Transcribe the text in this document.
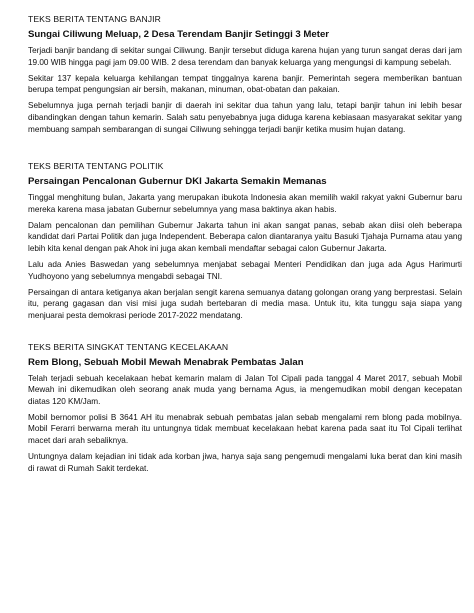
TEKS BERITA TENTANG BANJIR
Sungai Ciliwung Meluap, 2 Desa Terendam Banjir Setinggi 3 Meter

Terjadi banjir bandang di sekitar sungai Ciliwung. Banjir tersebut diduga karena hujan yang turun sangat deras dari jam 19.00 WIB hingga pagi jam 09.00 WIB. 2 desa terendam dan banyak keluarga yang mengungsi di kampung sebelah.

Sekitar 137 kepala keluarga kehilangan tempat tinggalnya karena banjir. Pemerintah segera memberikan bantuan berupa tempat pengungsian air bersih, makanan, minuman, obat-obatan dan pakaian.

Sebelumnya juga pernah terjadi banjir di daerah ini sekitar dua tahun yang lalu, tetapi banjir tahun ini lebih besar dibandingkan dengan tahun kemarin. Salah satu penyebabnya juga diduga karena kebiasaan masyarakat sekitar yang membuang sampah sembarangan di sungai Ciliwung sehingga terjadi banjir ketika musim hujan datang.

TEKS BERITA TENTANG POLITIK
Persaingan Pencalonan Gubernur DKI Jakarta Semakin Memanas

Tinggal menghitung bulan, Jakarta yang merupakan ibukota Indonesia akan memilih wakil rakyat yakni Gubernur baru mereka karena masa jabatan Gubernur sebelumnya yang masa baktinya akan habis.

Dalam pencalonan dan pemilihan Gubernur Jakarta tahun ini akan sangat panas, sebab akan diisi oleh beberapa kandidat dari Partai Politik dan juga Independent. Beberapa calon diantaranya yaitu Basuki Tjahaja Purnama atau yang lebih kita kenal dengan pak Ahok ini juga akan kembali mendaftar sebagai calon Gubernur Jakarta.

Lalu ada Anies Baswedan yang sebelumnya menjabat sebagai Menteri Pendidikan dan juga ada Agus Harimurti Yudhoyono yang sebelumnya mengabdi sebagai TNI.

Persaingan di antara ketiganya akan berjalan sengit karena semuanya datang golongan orang yang berprestasi. Selain itu, perang gagasan dan visi misi juga sudah bertebaran di media masa. Untuk itu, kita tunggu saja siapa yang menjuarai pesta demokrasi periode 2017-2022 mendatang.

TEKS BERITA SINGKAT TENTANG KECELAKAAN
Rem Blong, Sebuah Mobil Mewah Menabrak Pembatas Jalan

Telah terjadi sebuah kecelakaan hebat kemarin malam di Jalan Tol Cipali pada tanggal 4 Maret 2017, sebuah Mobil Mewah ini dikemudikan oleh seorang anak muda yang bernama Agus, ia mengemudikan mobil dengan kecepatan diatas 120 KM/Jam.

Mobil bernomor polisi B 3641 AH itu menabrak sebuah pembatas jalan sebab mengalami rem blong pada mobilnya. Mobil Ferarri berwarna merah itu untungnya tidak membuat kecelakaan hebat karena pada saat itu Tol Cipali terlihat macet dari arah sebaliknya.

Untungnya dalam kejadian ini tidak ada korban jiwa, hanya saja sang pengemudi mengalami luka berat dan kini masih di rawat di Rumah Sakit terdekat.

......

* [The request] Count the lines above that contain the word "TEKS", and give only that number.

* [Problem solution] 3